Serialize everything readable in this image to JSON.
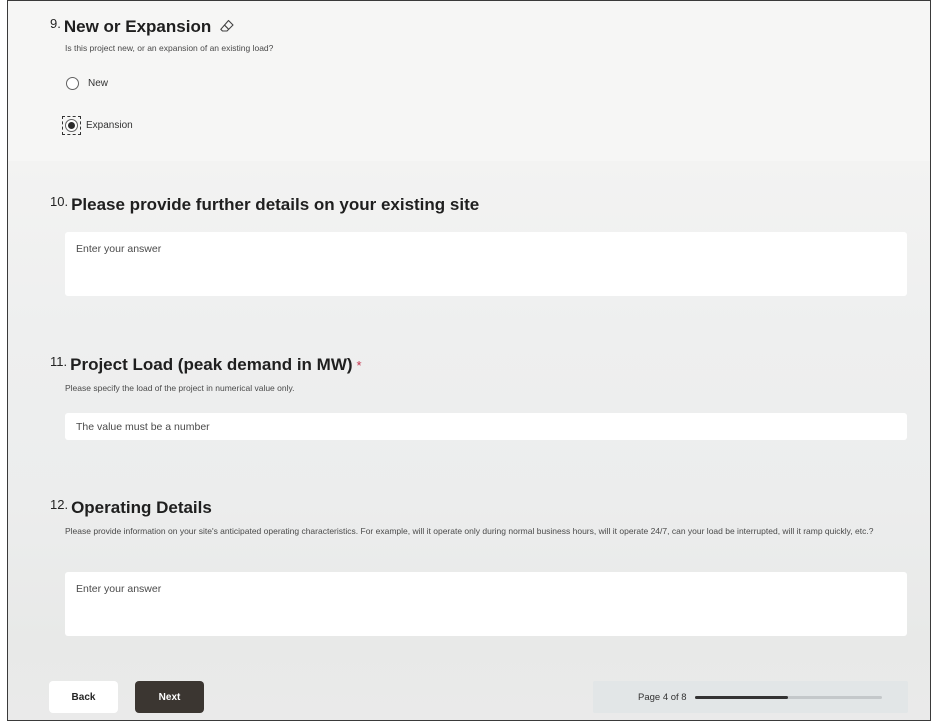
{
  "questions": [
    {
      "number": "9.",
      "title": "New or Expansion",
      "description": "Is this project new, or an expansion of an existing load?",
      "options": [
        {
          "label": "New",
          "selected": false
        },
        {
          "label": "Expansion",
          "selected": true
        }
      ]
    },
    {
      "number": "10.",
      "title": "Please provide further details on your existing site",
      "placeholder": "Enter your answer"
    },
    {
      "number": "11.",
      "title": "Project Load (peak demand in MW)",
      "required_mark": "*",
      "description": "Please specify the load of the project in numerical value only.",
      "placeholder": "The value must be a number"
    },
    {
      "number": "12.",
      "title": "Operating Details",
      "description": "Please provide information on your site's anticipated operating characteristics. For example, will it operate only during normal business hours, will it operate 24/7, can your load be interrupted, will it ramp quickly, etc.?",
      "placeholder": "Enter your answer"
    }
  ],
  "footer": {
    "back_label": "Back",
    "next_label": "Next",
    "page_text": "Page 4 of 8",
    "progress": 0.5
  },
  "colors": {
    "next_button": "#3b3631",
    "required": "#c4314b",
    "progress_fill": "#333333"
  },
  "icons": {
    "eraser": "eraser-icon"
  }
}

> _AIM OF THE TASK_
Write out the entries above verbatim; the pictures do not belong in your copy.

> _RESPONSE_
Serialize everything readable in this image to JSON.
{
  "questions": [
    {
      "number": "9.",
      "title": "New or Expansion",
      "description": "Is this project new, or an expansion of an existing load?",
      "options": [
        {
          "label": "New",
          "selected": false
        },
        {
          "label": "Expansion",
          "selected": true
        }
      ]
    },
    {
      "number": "10.",
      "title": "Please provide further details on your existing site",
      "placeholder": "Enter your answer"
    },
    {
      "number": "11.",
      "title": "Project Load (peak demand in MW)",
      "required_mark": "*",
      "description": "Please specify the load of the project in numerical value only.",
      "placeholder": "The value must be a number"
    },
    {
      "number": "12.",
      "title": "Operating Details",
      "description": "Please provide information on your site's anticipated operating characteristics. For example, will it operate only during normal business hours, will it operate 24/7, can your load be interrupted, will it ramp quickly, etc.?",
      "placeholder": "Enter your answer"
    }
  ],
  "footer": {
    "back_label": "Back",
    "next_label": "Next",
    "page_text": "Page 4 of 8",
    "progress": 0.5
  },
  "colors": {
    "next_button": "#3b3631",
    "required": "#c4314b",
    "progress_fill": "#333333"
  },
  "icons": {
    "eraser": "eraser-icon"
  }
}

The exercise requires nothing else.